REQUIRED TASK: Show every line where "tank" occurs.

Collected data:
::::

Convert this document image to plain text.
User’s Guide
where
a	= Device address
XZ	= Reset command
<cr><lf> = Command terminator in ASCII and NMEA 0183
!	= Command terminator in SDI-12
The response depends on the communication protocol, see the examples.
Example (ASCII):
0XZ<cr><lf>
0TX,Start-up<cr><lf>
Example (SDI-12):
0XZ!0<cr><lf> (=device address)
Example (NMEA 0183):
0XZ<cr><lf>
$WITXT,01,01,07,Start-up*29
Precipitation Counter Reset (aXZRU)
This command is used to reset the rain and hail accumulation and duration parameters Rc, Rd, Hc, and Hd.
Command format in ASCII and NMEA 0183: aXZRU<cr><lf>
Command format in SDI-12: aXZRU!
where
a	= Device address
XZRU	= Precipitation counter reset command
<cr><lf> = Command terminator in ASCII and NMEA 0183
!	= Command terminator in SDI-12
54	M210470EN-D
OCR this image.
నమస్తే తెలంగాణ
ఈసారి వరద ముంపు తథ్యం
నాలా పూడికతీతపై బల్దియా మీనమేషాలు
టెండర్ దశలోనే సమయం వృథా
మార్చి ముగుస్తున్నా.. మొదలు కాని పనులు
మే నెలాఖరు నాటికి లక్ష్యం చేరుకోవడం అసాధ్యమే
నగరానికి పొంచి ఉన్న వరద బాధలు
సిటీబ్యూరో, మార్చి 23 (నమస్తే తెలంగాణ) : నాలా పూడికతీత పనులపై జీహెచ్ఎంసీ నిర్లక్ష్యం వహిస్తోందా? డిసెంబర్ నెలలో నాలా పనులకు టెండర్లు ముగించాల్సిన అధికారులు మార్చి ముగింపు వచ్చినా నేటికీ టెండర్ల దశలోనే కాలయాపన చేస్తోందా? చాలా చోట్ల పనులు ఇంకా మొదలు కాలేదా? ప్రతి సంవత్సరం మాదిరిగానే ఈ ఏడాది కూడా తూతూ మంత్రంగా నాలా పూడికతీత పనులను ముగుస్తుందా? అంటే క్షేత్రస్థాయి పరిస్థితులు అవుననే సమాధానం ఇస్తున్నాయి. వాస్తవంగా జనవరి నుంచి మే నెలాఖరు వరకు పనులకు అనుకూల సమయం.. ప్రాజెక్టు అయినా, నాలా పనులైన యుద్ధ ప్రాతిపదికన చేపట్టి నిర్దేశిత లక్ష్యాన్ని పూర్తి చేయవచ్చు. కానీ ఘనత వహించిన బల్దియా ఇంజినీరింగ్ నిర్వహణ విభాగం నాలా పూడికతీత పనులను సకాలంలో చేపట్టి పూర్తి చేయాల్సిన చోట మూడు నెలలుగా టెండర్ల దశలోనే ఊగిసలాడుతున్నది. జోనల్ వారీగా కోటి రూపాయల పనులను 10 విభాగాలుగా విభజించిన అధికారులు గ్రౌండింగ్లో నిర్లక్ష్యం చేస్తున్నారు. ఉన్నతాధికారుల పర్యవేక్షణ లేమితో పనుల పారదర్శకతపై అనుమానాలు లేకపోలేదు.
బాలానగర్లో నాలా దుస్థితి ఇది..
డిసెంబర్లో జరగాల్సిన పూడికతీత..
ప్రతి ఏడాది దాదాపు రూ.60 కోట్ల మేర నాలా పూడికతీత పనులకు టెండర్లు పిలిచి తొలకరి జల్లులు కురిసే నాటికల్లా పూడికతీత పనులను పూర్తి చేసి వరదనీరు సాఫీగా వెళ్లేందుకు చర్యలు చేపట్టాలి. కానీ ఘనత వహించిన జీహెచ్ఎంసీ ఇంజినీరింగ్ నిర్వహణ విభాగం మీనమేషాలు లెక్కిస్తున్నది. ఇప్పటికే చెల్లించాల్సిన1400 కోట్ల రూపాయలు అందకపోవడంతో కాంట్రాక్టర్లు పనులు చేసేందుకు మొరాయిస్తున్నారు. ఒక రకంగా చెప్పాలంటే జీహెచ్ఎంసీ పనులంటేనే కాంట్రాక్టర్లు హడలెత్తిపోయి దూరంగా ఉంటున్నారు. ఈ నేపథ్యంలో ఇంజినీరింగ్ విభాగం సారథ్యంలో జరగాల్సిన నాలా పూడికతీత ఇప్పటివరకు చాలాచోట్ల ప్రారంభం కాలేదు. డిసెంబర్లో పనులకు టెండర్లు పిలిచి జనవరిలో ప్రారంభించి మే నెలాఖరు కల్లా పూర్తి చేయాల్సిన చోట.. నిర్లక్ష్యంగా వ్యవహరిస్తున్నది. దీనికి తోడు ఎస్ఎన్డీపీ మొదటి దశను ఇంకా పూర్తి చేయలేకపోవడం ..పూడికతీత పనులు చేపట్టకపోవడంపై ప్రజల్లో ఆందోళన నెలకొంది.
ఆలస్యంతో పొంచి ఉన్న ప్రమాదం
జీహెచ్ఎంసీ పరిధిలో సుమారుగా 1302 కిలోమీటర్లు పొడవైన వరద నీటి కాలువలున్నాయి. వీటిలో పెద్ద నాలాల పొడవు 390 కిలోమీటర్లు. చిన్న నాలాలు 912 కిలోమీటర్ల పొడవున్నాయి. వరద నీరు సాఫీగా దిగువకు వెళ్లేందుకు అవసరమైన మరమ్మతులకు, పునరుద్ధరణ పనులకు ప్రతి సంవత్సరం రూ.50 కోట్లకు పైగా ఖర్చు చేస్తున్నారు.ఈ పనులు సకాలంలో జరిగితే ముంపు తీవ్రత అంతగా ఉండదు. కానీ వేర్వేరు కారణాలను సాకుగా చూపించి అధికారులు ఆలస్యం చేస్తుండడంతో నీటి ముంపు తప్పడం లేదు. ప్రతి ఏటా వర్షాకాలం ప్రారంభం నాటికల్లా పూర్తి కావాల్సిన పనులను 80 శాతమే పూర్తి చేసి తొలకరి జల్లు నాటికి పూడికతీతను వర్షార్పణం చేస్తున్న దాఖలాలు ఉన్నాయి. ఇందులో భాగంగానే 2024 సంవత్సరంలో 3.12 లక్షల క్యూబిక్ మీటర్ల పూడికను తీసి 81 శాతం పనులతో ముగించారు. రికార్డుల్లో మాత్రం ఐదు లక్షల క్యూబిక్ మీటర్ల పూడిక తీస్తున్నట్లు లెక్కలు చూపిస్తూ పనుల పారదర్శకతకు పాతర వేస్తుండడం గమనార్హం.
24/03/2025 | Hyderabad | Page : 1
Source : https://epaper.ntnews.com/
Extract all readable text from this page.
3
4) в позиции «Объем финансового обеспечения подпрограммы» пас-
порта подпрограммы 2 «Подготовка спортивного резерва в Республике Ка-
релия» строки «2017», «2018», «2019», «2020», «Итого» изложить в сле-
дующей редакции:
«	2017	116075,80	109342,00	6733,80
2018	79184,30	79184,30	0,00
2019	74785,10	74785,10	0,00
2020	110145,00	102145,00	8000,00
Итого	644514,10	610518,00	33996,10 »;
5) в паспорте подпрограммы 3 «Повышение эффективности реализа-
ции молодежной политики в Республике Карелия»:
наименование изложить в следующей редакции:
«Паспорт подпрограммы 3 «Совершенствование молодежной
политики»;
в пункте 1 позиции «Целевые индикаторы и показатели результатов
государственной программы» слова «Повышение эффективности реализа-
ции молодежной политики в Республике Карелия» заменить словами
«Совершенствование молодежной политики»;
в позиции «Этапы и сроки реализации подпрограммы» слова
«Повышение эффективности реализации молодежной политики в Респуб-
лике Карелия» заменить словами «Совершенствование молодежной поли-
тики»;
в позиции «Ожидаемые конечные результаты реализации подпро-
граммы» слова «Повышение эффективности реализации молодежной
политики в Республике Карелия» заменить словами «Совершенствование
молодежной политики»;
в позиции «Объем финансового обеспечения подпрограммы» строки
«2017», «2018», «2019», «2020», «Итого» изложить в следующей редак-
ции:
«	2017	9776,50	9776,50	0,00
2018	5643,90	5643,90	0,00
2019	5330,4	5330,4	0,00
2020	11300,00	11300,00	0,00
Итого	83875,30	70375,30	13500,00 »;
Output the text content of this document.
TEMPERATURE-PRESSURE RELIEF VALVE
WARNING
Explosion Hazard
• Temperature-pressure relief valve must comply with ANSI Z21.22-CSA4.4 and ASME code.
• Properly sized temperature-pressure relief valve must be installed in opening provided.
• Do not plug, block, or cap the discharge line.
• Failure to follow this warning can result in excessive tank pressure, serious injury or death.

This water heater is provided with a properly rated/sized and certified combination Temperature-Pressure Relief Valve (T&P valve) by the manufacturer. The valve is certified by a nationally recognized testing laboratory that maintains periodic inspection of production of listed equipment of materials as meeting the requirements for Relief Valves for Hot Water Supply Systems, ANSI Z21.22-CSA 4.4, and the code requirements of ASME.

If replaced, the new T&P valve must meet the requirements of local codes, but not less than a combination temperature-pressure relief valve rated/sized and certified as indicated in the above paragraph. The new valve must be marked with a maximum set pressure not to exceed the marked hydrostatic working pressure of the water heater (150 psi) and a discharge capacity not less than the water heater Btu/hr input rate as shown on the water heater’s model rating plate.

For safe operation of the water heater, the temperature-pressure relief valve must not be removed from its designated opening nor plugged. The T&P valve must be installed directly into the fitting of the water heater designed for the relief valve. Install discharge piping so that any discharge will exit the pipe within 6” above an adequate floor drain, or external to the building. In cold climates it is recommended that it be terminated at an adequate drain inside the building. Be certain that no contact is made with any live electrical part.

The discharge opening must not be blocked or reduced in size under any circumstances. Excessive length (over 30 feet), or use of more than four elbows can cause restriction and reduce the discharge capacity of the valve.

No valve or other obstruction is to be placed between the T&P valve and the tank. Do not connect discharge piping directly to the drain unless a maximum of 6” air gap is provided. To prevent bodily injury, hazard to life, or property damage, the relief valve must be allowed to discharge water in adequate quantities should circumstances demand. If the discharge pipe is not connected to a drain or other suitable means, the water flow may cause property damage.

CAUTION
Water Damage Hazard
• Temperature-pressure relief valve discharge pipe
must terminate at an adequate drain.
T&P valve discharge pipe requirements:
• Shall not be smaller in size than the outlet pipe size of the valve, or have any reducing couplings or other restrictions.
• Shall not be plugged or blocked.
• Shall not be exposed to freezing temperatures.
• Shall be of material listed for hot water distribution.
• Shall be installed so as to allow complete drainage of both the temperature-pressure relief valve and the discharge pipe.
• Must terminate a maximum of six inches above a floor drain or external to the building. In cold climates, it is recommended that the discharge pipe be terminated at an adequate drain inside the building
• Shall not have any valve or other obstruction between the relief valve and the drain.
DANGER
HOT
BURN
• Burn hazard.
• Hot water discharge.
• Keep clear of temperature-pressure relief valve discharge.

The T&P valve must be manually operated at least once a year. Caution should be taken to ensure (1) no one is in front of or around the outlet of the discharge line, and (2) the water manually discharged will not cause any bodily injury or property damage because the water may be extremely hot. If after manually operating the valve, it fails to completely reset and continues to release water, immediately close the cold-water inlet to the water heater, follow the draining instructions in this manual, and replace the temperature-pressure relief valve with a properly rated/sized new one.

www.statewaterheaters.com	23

::::

EXERCISE RESPONSE:
• Failure to follow this warning can result in excessive tank pressure, serious injury or death.
No valve or other obstruction is to be placed between the T&P valve and the tank. Do not connect discharge piping directly to the drain unless a maximum of 6” air gap is provided. To prevent bodily injury, hazard to life, or property damage, the relief valve must be allowed to discharge water in adequate quantities should circumstances demand. If the discharge pipe is not connected to a drain or other suitable means, the water flow may cause property damage.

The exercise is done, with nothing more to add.